* What you are asked to do *
Repeat the data that follows, word for word, without the images.

* Input *
★ ★ ★ ★ ★

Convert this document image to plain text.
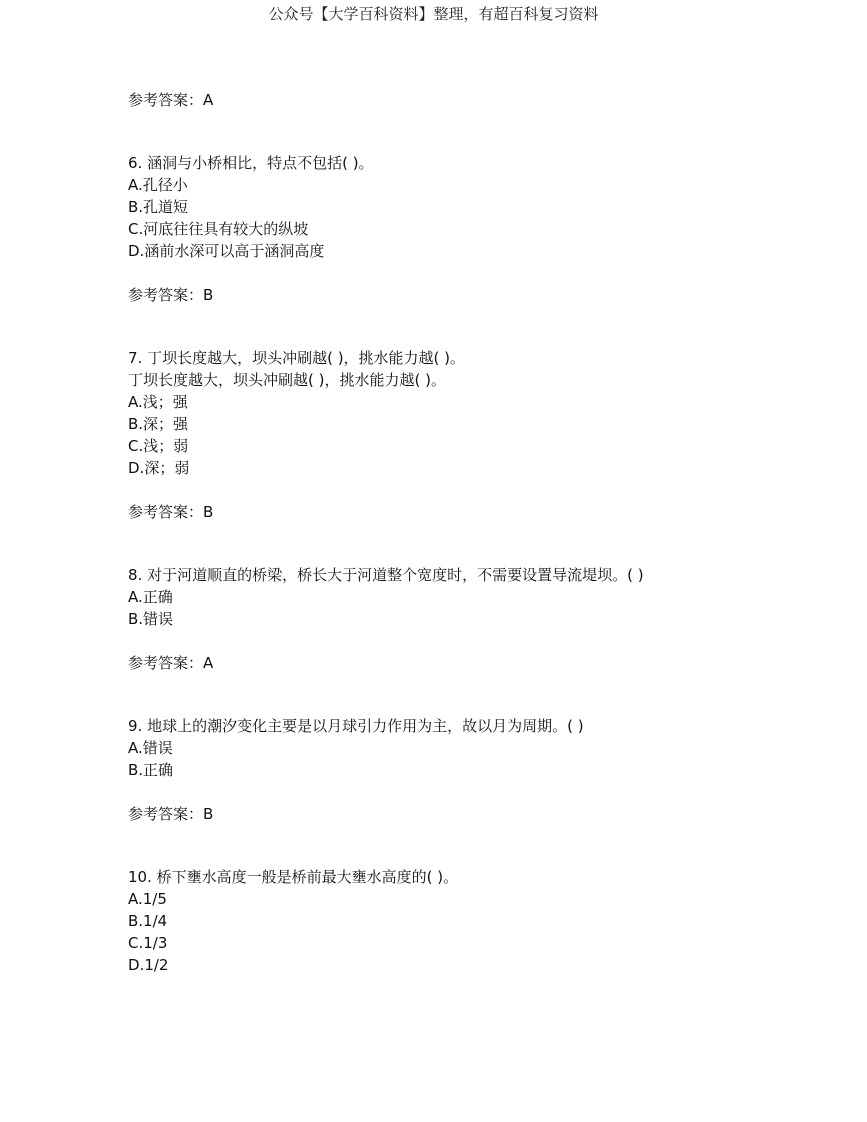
公众号【大学百科资料】整理，有超百科复习资料
参考答案：A
6. 涵洞与小桥相比，特点不包括( )。
A.孔径小
B.孔道短
C.河底往往具有较大的纵坡
D.涵前水深可以高于涵洞高度
参考答案：B
7. 丁坝长度越大，坝头冲刷越( )，挑水能力越( )。
丁坝长度越大，坝头冲刷越( )，挑水能力越( )。
A.浅；强
B.深；强
C.浅；弱
D.深；弱
参考答案：B
8. 对于河道顺直的桥梁，桥长大于河道整个宽度时，不需要设置导流堤坝。( )
A.正确
B.错误
参考答案：A
9. 地球上的潮汐变化主要是以月球引力作用为主，故以月为周期。( )
A.错误
B.正确
参考答案：B
10. 桥下壅水高度一般是桥前最大壅水高度的( )。
A.1/5
B.1/4
C.1/3
D.1/2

★ ★ ★ ★ ★

* Result *
Convert this document image to plain text.
公众号【大学百科资料】整理，有超百科复习资料
参考答案：A
6. 涵洞与小桥相比，特点不包括( )。
A.孔径小
B.孔道短
C.河底往往具有较大的纵坡
D.涵前水深可以高于涵洞高度
参考答案：B
7. 丁坝长度越大，坝头冲刷越( )，挑水能力越( )。
丁坝长度越大，坝头冲刷越( )，挑水能力越( )。
A.浅；强
B.深；强
C.浅；弱
D.深；弱
参考答案：B
8. 对于河道顺直的桥梁，桥长大于河道整个宽度时，不需要设置导流堤坝。( )
A.正确
B.错误
参考答案：A
9. 地球上的潮汐变化主要是以月球引力作用为主，故以月为周期。( )
A.错误
B.正确
参考答案：B
10. 桥下壅水高度一般是桥前最大壅水高度的( )。
A.1/5
B.1/4
C.1/3
D.1/2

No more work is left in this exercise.